** Start Items **
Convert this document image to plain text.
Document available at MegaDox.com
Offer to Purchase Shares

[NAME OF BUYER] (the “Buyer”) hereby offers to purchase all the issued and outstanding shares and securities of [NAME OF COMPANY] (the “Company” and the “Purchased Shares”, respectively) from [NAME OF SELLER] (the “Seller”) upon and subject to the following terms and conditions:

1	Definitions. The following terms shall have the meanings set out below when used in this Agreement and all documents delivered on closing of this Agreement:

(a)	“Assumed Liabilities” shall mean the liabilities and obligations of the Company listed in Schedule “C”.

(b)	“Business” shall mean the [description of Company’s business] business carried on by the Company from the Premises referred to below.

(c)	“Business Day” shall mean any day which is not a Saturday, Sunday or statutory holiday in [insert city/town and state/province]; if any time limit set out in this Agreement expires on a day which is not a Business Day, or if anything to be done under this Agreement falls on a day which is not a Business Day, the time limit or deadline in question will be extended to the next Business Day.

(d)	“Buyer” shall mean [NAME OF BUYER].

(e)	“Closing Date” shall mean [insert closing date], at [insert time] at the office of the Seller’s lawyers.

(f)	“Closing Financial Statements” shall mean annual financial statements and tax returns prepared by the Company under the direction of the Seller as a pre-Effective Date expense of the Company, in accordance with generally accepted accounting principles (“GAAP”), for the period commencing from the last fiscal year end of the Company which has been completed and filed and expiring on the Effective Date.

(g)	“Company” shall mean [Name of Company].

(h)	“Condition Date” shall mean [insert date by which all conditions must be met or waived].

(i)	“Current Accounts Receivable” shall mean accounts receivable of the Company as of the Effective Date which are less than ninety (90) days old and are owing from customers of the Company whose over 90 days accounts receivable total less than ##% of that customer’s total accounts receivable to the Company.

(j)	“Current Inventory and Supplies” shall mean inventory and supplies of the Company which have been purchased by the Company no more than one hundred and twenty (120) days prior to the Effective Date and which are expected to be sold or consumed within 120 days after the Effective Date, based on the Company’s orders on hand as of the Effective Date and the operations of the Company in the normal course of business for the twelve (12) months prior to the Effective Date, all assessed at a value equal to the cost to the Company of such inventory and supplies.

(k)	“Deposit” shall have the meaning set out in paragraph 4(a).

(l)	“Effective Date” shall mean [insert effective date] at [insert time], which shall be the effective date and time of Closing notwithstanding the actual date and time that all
** End Items **
_Exercise directions:_ Reproduce every line of the material above exactly.

_Finished answer:_
Convert this document image to plain text.
Document available at MegaDox.com
Offer to Purchase Shares

[NAME OF BUYER] (the “Buyer”) hereby offers to purchase all the issued and outstanding shares and securities of [NAME OF COMPANY] (the “Company” and the “Purchased Shares”, respectively) from [NAME OF SELLER] (the “Seller”) upon and subject to the following terms and conditions:

1	Definitions. The following terms shall have the meanings set out below when used in this Agreement and all documents delivered on closing of this Agreement:

(a)	“Assumed Liabilities” shall mean the liabilities and obligations of the Company listed in Schedule “C”.

(b)	“Business” shall mean the [description of Company’s business] business carried on by the Company from the Premises referred to below.

(c)	“Business Day” shall mean any day which is not a Saturday, Sunday or statutory holiday in [insert city/town and state/province]; if any time limit set out in this Agreement expires on a day which is not a Business Day, or if anything to be done under this Agreement falls on a day which is not a Business Day, the time limit or deadline in question will be extended to the next Business Day.

(d)	“Buyer” shall mean [NAME OF BUYER].

(e)	“Closing Date” shall mean [insert closing date], at [insert time] at the office of the Seller’s lawyers.

(f)	“Closing Financial Statements” shall mean annual financial statements and tax returns prepared by the Company under the direction of the Seller as a pre-Effective Date expense of the Company, in accordance with generally accepted accounting principles (“GAAP”), for the period commencing from the last fiscal year end of the Company which has been completed and filed and expiring on the Effective Date.

(g)	“Company” shall mean [Name of Company].

(h)	“Condition Date” shall mean [insert date by which all conditions must be met or waived].

(i)	“Current Accounts Receivable” shall mean accounts receivable of the Company as of the Effective Date which are less than ninety (90) days old and are owing from customers of the Company whose over 90 days accounts receivable total less than ##% of that customer’s total accounts receivable to the Company.

(j)	“Current Inventory and Supplies” shall mean inventory and supplies of the Company which have been purchased by the Company no more than one hundred and twenty (120) days prior to the Effective Date and which are expected to be sold or consumed within 120 days after the Effective Date, based on the Company’s orders on hand as of the Effective Date and the operations of the Company in the normal course of business for the twelve (12) months prior to the Effective Date, all assessed at a value equal to the cost to the Company of such inventory and supplies.

(k)	“Deposit” shall have the meaning set out in paragraph 4(a).

(l)	“Effective Date” shall mean [insert effective date] at [insert time], which shall be the effective date and time of Closing notwithstanding the actual date and time that all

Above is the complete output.